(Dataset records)
+++

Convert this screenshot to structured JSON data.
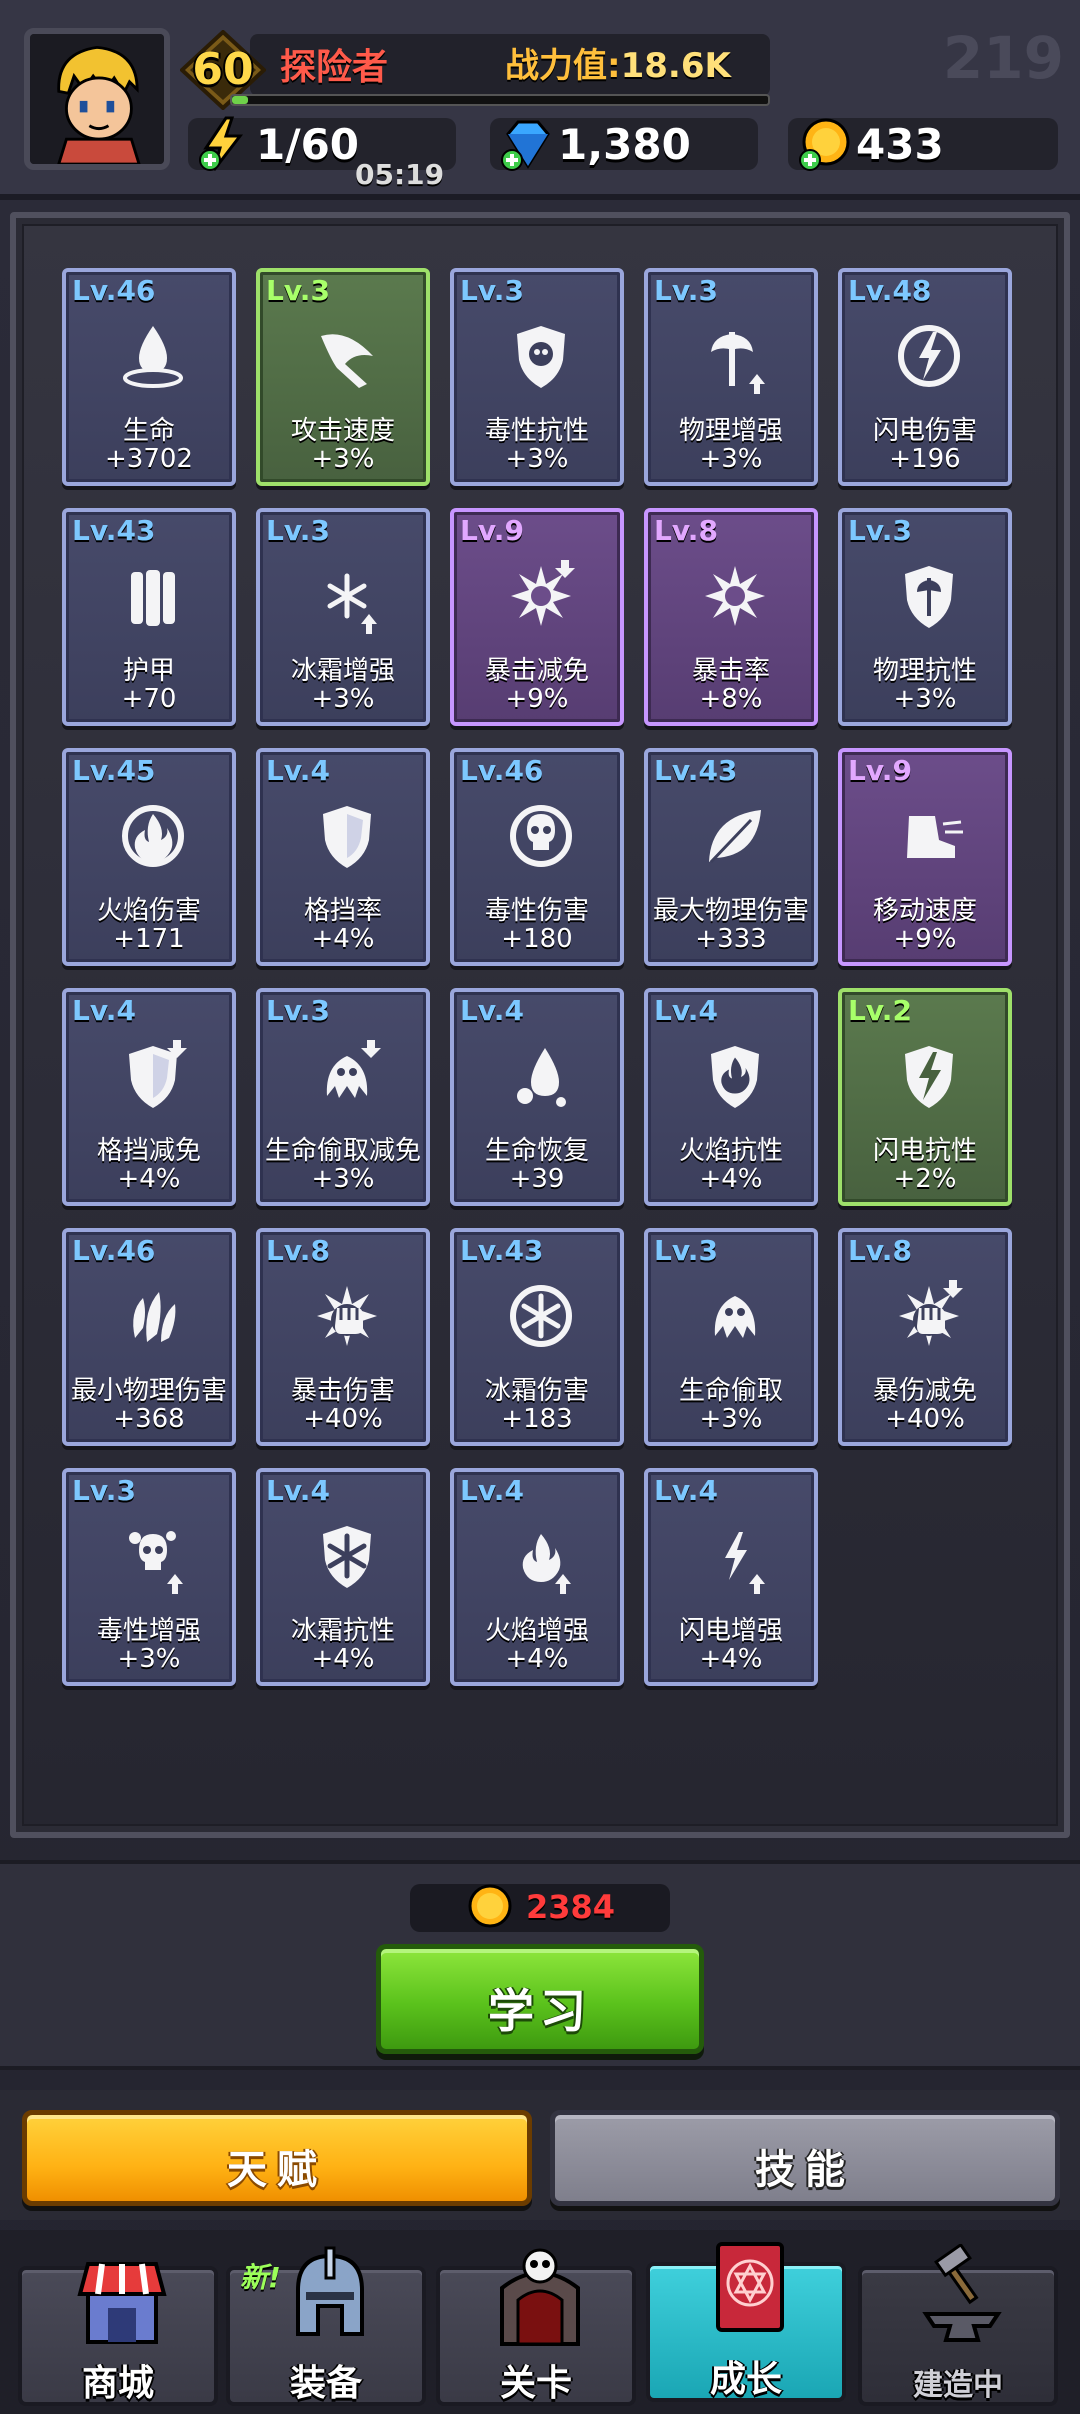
{
  "header": {
    "level": "60",
    "title": "探险者",
    "power_label": "战力值:",
    "power_value": "18.6K",
    "exp_fraction": 0.03,
    "ghost_number": "219",
    "energy": "1/60",
    "energy_timer": "05:19",
    "gems": "1,380",
    "coins": "433"
  },
  "talents": [
    {
      "lv": "Lv.46",
      "name": "生命",
      "value": "+3702",
      "tier": "blue",
      "icon": "water-drop-icon"
    },
    {
      "lv": "Lv.3",
      "name": "攻击速度",
      "value": "+3%",
      "tier": "green",
      "icon": "blade-icon"
    },
    {
      "lv": "Lv.3",
      "name": "毒性抗性",
      "value": "+3%",
      "tier": "blue",
      "icon": "poison-shield-icon"
    },
    {
      "lv": "Lv.3",
      "name": "物理增强",
      "value": "+3%",
      "tier": "blue",
      "icon": "axe-up-icon"
    },
    {
      "lv": "Lv.48",
      "name": "闪电伤害",
      "value": "+196",
      "tier": "blue",
      "icon": "lightning-circle-icon"
    },
    {
      "lv": "Lv.43",
      "name": "护甲",
      "value": "+70",
      "tier": "blue",
      "icon": "armor-icon"
    },
    {
      "lv": "Lv.3",
      "name": "冰霜增强",
      "value": "+3%",
      "tier": "blue",
      "icon": "snowflake-up-icon"
    },
    {
      "lv": "Lv.9",
      "name": "暴击减免",
      "value": "+9%",
      "tier": "purple",
      "icon": "crit-down-icon"
    },
    {
      "lv": "Lv.8",
      "name": "暴击率",
      "value": "+8%",
      "tier": "purple",
      "icon": "crit-icon"
    },
    {
      "lv": "Lv.3",
      "name": "物理抗性",
      "value": "+3%",
      "tier": "blue",
      "icon": "axe-shield-icon"
    },
    {
      "lv": "Lv.45",
      "name": "火焰伤害",
      "value": "+171",
      "tier": "blue",
      "icon": "fire-circle-icon"
    },
    {
      "lv": "Lv.4",
      "name": "格挡率",
      "value": "+4%",
      "tier": "blue",
      "icon": "shield-icon"
    },
    {
      "lv": "Lv.46",
      "name": "毒性伤害",
      "value": "+180",
      "tier": "blue",
      "icon": "skull-circle-icon"
    },
    {
      "lv": "Lv.43",
      "name": "最大物理伤害",
      "value": "+333",
      "tier": "blue",
      "icon": "leaf-icon"
    },
    {
      "lv": "Lv.9",
      "name": "移动速度",
      "value": "+9%",
      "tier": "purple",
      "icon": "boot-icon"
    },
    {
      "lv": "Lv.4",
      "name": "格挡减免",
      "value": "+4%",
      "tier": "blue",
      "icon": "shield-down-icon"
    },
    {
      "lv": "Lv.3",
      "name": "生命偷取减免",
      "value": "+3%",
      "tier": "blue",
      "icon": "vampire-down-icon"
    },
    {
      "lv": "Lv.4",
      "name": "生命恢复",
      "value": "+39",
      "tier": "blue",
      "icon": "drops-icon"
    },
    {
      "lv": "Lv.4",
      "name": "火焰抗性",
      "value": "+4%",
      "tier": "blue",
      "icon": "fire-shield-icon"
    },
    {
      "lv": "Lv.2",
      "name": "闪电抗性",
      "value": "+2%",
      "tier": "green",
      "icon": "lightning-shield-icon"
    },
    {
      "lv": "Lv.46",
      "name": "最小物理伤害",
      "value": "+368",
      "tier": "blue",
      "icon": "claw-icon"
    },
    {
      "lv": "Lv.8",
      "name": "暴击伤害",
      "value": "+40%",
      "tier": "blue",
      "icon": "fist-burst-icon"
    },
    {
      "lv": "Lv.43",
      "name": "冰霜伤害",
      "value": "+183",
      "tier": "blue",
      "icon": "snowflake-circle-icon"
    },
    {
      "lv": "Lv.3",
      "name": "生命偷取",
      "value": "+3%",
      "tier": "blue",
      "icon": "vampire-icon"
    },
    {
      "lv": "Lv.8",
      "name": "暴伤减免",
      "value": "+40%",
      "tier": "blue",
      "icon": "fist-down-icon"
    },
    {
      "lv": "Lv.3",
      "name": "毒性增强",
      "value": "+3%",
      "tier": "blue",
      "icon": "skull-up-icon"
    },
    {
      "lv": "Lv.4",
      "name": "冰霜抗性",
      "value": "+4%",
      "tier": "blue",
      "icon": "snowflake-shield-icon"
    },
    {
      "lv": "Lv.4",
      "name": "火焰增强",
      "value": "+4%",
      "tier": "blue",
      "icon": "fire-up-icon"
    },
    {
      "lv": "Lv.4",
      "name": "闪电增强",
      "value": "+4%",
      "tier": "blue",
      "icon": "lightning-up-icon"
    }
  ],
  "learn": {
    "cost": "2384",
    "button_label": "学习"
  },
  "tabs": {
    "talent_label": "天赋",
    "skill_label": "技能"
  },
  "nav": {
    "shop_label": "商城",
    "equip_label": "装备",
    "equip_new": "新!",
    "stage_label": "关卡",
    "growth_label": "成长",
    "build_label": "建造中"
  },
  "colors": {
    "blue_border": "#9aa6dc",
    "green_border": "#9ee06a",
    "purple_border": "#c796ff",
    "accent_gold": "#ffb214",
    "learn_green": "#5bc21c"
  }
}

+++

[CHALLENGE] Repeat the records above verbatim, with no pictures in the result.

[SOLUTION TO THIS TASK]
Convert this screenshot to structured JSON data.
{
  "header": {
    "level": "60",
    "title": "探险者",
    "power_label": "战力值:",
    "power_value": "18.6K",
    "exp_fraction": 0.03,
    "ghost_number": "219",
    "energy": "1/60",
    "energy_timer": "05:19",
    "gems": "1,380",
    "coins": "433"
  },
  "talents": [
    {
      "lv": "Lv.46",
      "name": "生命",
      "value": "+3702",
      "tier": "blue",
      "icon": "water-drop-icon"
    },
    {
      "lv": "Lv.3",
      "name": "攻击速度",
      "value": "+3%",
      "tier": "green",
      "icon": "blade-icon"
    },
    {
      "lv": "Lv.3",
      "name": "毒性抗性",
      "value": "+3%",
      "tier": "blue",
      "icon": "poison-shield-icon"
    },
    {
      "lv": "Lv.3",
      "name": "物理增强",
      "value": "+3%",
      "tier": "blue",
      "icon": "axe-up-icon"
    },
    {
      "lv": "Lv.48",
      "name": "闪电伤害",
      "value": "+196",
      "tier": "blue",
      "icon": "lightning-circle-icon"
    },
    {
      "lv": "Lv.43",
      "name": "护甲",
      "value": "+70",
      "tier": "blue",
      "icon": "armor-icon"
    },
    {
      "lv": "Lv.3",
      "name": "冰霜增强",
      "value": "+3%",
      "tier": "blue",
      "icon": "snowflake-up-icon"
    },
    {
      "lv": "Lv.9",
      "name": "暴击减免",
      "value": "+9%",
      "tier": "purple",
      "icon": "crit-down-icon"
    },
    {
      "lv": "Lv.8",
      "name": "暴击率",
      "value": "+8%",
      "tier": "purple",
      "icon": "crit-icon"
    },
    {
      "lv": "Lv.3",
      "name": "物理抗性",
      "value": "+3%",
      "tier": "blue",
      "icon": "axe-shield-icon"
    },
    {
      "lv": "Lv.45",
      "name": "火焰伤害",
      "value": "+171",
      "tier": "blue",
      "icon": "fire-circle-icon"
    },
    {
      "lv": "Lv.4",
      "name": "格挡率",
      "value": "+4%",
      "tier": "blue",
      "icon": "shield-icon"
    },
    {
      "lv": "Lv.46",
      "name": "毒性伤害",
      "value": "+180",
      "tier": "blue",
      "icon": "skull-circle-icon"
    },
    {
      "lv": "Lv.43",
      "name": "最大物理伤害",
      "value": "+333",
      "tier": "blue",
      "icon": "leaf-icon"
    },
    {
      "lv": "Lv.9",
      "name": "移动速度",
      "value": "+9%",
      "tier": "purple",
      "icon": "boot-icon"
    },
    {
      "lv": "Lv.4",
      "name": "格挡减免",
      "value": "+4%",
      "tier": "blue",
      "icon": "shield-down-icon"
    },
    {
      "lv": "Lv.3",
      "name": "生命偷取减免",
      "value": "+3%",
      "tier": "blue",
      "icon": "vampire-down-icon"
    },
    {
      "lv": "Lv.4",
      "name": "生命恢复",
      "value": "+39",
      "tier": "blue",
      "icon": "drops-icon"
    },
    {
      "lv": "Lv.4",
      "name": "火焰抗性",
      "value": "+4%",
      "tier": "blue",
      "icon": "fire-shield-icon"
    },
    {
      "lv": "Lv.2",
      "name": "闪电抗性",
      "value": "+2%",
      "tier": "green",
      "icon": "lightning-shield-icon"
    },
    {
      "lv": "Lv.46",
      "name": "最小物理伤害",
      "value": "+368",
      "tier": "blue",
      "icon": "claw-icon"
    },
    {
      "lv": "Lv.8",
      "name": "暴击伤害",
      "value": "+40%",
      "tier": "blue",
      "icon": "fist-burst-icon"
    },
    {
      "lv": "Lv.43",
      "name": "冰霜伤害",
      "value": "+183",
      "tier": "blue",
      "icon": "snowflake-circle-icon"
    },
    {
      "lv": "Lv.3",
      "name": "生命偷取",
      "value": "+3%",
      "tier": "blue",
      "icon": "vampire-icon"
    },
    {
      "lv": "Lv.8",
      "name": "暴伤减免",
      "value": "+40%",
      "tier": "blue",
      "icon": "fist-down-icon"
    },
    {
      "lv": "Lv.3",
      "name": "毒性增强",
      "value": "+3%",
      "tier": "blue",
      "icon": "skull-up-icon"
    },
    {
      "lv": "Lv.4",
      "name": "冰霜抗性",
      "value": "+4%",
      "tier": "blue",
      "icon": "snowflake-shield-icon"
    },
    {
      "lv": "Lv.4",
      "name": "火焰增强",
      "value": "+4%",
      "tier": "blue",
      "icon": "fire-up-icon"
    },
    {
      "lv": "Lv.4",
      "name": "闪电增强",
      "value": "+4%",
      "tier": "blue",
      "icon": "lightning-up-icon"
    }
  ],
  "learn": {
    "cost": "2384",
    "button_label": "学习"
  },
  "tabs": {
    "talent_label": "天赋",
    "skill_label": "技能"
  },
  "nav": {
    "shop_label": "商城",
    "equip_label": "装备",
    "equip_new": "新!",
    "stage_label": "关卡",
    "growth_label": "成长",
    "build_label": "建造中"
  },
  "colors": {
    "blue_border": "#9aa6dc",
    "green_border": "#9ee06a",
    "purple_border": "#c796ff",
    "accent_gold": "#ffb214",
    "learn_green": "#5bc21c"
  }
}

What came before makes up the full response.